REQUIREMENTS: Nothing may be dropped or altered: reproduce all the data.

DATA:
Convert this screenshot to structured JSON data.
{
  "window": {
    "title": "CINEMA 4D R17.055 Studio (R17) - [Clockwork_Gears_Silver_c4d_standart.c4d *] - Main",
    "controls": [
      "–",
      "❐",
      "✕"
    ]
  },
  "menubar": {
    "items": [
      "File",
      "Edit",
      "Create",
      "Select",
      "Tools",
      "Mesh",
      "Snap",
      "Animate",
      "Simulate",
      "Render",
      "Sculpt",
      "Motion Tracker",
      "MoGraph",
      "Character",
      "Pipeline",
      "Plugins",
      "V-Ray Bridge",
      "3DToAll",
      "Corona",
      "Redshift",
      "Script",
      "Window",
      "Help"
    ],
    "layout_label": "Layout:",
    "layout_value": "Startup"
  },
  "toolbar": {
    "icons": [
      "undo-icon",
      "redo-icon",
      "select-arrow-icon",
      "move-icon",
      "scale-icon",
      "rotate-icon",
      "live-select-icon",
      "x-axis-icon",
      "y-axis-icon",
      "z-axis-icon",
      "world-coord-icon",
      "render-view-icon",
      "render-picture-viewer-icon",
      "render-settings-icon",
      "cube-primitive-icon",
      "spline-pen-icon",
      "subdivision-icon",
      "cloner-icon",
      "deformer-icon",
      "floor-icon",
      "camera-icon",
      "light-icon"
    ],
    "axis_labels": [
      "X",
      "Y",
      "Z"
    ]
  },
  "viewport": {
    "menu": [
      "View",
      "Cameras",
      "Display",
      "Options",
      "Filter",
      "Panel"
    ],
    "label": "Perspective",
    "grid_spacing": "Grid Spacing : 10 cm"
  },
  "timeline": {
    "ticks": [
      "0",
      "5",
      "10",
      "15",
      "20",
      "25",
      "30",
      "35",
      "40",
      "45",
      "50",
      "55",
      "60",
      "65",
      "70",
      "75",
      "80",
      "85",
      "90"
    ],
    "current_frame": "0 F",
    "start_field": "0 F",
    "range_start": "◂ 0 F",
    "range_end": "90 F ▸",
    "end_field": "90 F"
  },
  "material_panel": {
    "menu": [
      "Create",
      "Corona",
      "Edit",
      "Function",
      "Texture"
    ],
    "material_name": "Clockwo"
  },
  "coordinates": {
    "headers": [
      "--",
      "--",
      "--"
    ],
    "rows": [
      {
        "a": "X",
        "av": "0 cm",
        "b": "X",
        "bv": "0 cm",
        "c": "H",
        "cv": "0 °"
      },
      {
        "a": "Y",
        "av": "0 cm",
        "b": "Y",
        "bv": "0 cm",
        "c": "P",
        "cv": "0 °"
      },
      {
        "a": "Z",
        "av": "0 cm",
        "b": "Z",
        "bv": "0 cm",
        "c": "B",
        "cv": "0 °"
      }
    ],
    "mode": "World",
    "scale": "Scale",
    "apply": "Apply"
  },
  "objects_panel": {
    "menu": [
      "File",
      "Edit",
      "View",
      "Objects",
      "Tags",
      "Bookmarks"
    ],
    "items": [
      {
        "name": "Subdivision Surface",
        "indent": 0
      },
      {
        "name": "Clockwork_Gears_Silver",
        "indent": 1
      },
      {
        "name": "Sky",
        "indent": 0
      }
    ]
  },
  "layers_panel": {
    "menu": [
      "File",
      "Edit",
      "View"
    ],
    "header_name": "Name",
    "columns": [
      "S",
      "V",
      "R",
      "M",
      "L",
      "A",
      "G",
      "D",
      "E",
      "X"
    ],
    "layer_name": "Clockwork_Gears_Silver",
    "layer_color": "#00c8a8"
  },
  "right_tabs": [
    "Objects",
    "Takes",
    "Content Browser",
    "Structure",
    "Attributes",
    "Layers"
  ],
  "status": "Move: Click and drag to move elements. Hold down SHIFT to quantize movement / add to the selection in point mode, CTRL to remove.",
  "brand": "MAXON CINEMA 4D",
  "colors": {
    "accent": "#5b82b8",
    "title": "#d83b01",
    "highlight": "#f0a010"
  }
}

WRITTEN RESPONSE:
Convert this screenshot to structured JSON data.
{
  "window": {
    "title": "CINEMA 4D R17.055 Studio (R17) - [Clockwork_Gears_Silver_c4d_standart.c4d *] - Main",
    "controls": [
      "–",
      "❐",
      "✕"
    ]
  },
  "menubar": {
    "items": [
      "File",
      "Edit",
      "Create",
      "Select",
      "Tools",
      "Mesh",
      "Snap",
      "Animate",
      "Simulate",
      "Render",
      "Sculpt",
      "Motion Tracker",
      "MoGraph",
      "Character",
      "Pipeline",
      "Plugins",
      "V-Ray Bridge",
      "3DToAll",
      "Corona",
      "Redshift",
      "Script",
      "Window",
      "Help"
    ],
    "layout_label": "Layout:",
    "layout_value": "Startup"
  },
  "toolbar": {
    "icons": [
      "undo-icon",
      "redo-icon",
      "select-arrow-icon",
      "move-icon",
      "scale-icon",
      "rotate-icon",
      "live-select-icon",
      "x-axis-icon",
      "y-axis-icon",
      "z-axis-icon",
      "world-coord-icon",
      "render-view-icon",
      "render-picture-viewer-icon",
      "render-settings-icon",
      "cube-primitive-icon",
      "spline-pen-icon",
      "subdivision-icon",
      "cloner-icon",
      "deformer-icon",
      "floor-icon",
      "camera-icon",
      "light-icon"
    ],
    "axis_labels": [
      "X",
      "Y",
      "Z"
    ]
  },
  "viewport": {
    "menu": [
      "View",
      "Cameras",
      "Display",
      "Options",
      "Filter",
      "Panel"
    ],
    "label": "Perspective",
    "grid_spacing": "Grid Spacing : 10 cm"
  },
  "timeline": {
    "ticks": [
      "0",
      "5",
      "10",
      "15",
      "20",
      "25",
      "30",
      "35",
      "40",
      "45",
      "50",
      "55",
      "60",
      "65",
      "70",
      "75",
      "80",
      "85",
      "90"
    ],
    "current_frame": "0 F",
    "start_field": "0 F",
    "range_start": "◂ 0 F",
    "range_end": "90 F ▸",
    "end_field": "90 F"
  },
  "material_panel": {
    "menu": [
      "Create",
      "Corona",
      "Edit",
      "Function",
      "Texture"
    ],
    "material_name": "Clockwo"
  },
  "coordinates": {
    "headers": [
      "--",
      "--",
      "--"
    ],
    "rows": [
      {
        "a": "X",
        "av": "0 cm",
        "b": "X",
        "bv": "0 cm",
        "c": "H",
        "cv": "0 °"
      },
      {
        "a": "Y",
        "av": "0 cm",
        "b": "Y",
        "bv": "0 cm",
        "c": "P",
        "cv": "0 °"
      },
      {
        "a": "Z",
        "av": "0 cm",
        "b": "Z",
        "bv": "0 cm",
        "c": "B",
        "cv": "0 °"
      }
    ],
    "mode": "World",
    "scale": "Scale",
    "apply": "Apply"
  },
  "objects_panel": {
    "menu": [
      "File",
      "Edit",
      "View",
      "Objects",
      "Tags",
      "Bookmarks"
    ],
    "items": [
      {
        "name": "Subdivision Surface",
        "indent": 0
      },
      {
        "name": "Clockwork_Gears_Silver",
        "indent": 1
      },
      {
        "name": "Sky",
        "indent": 0
      }
    ]
  },
  "layers_panel": {
    "menu": [
      "File",
      "Edit",
      "View"
    ],
    "header_name": "Name",
    "columns": [
      "S",
      "V",
      "R",
      "M",
      "L",
      "A",
      "G",
      "D",
      "E",
      "X"
    ],
    "layer_name": "Clockwork_Gears_Silver",
    "layer_color": "#00c8a8"
  },
  "right_tabs": [
    "Objects",
    "Takes",
    "Content Browser",
    "Structure",
    "Attributes",
    "Layers"
  ],
  "status": "Move: Click and drag to move elements. Hold down SHIFT to quantize movement / add to the selection in point mode, CTRL to remove.",
  "brand": "MAXON CINEMA 4D",
  "colors": {
    "accent": "#5b82b8",
    "title": "#d83b01",
    "highlight": "#f0a010"
  }
}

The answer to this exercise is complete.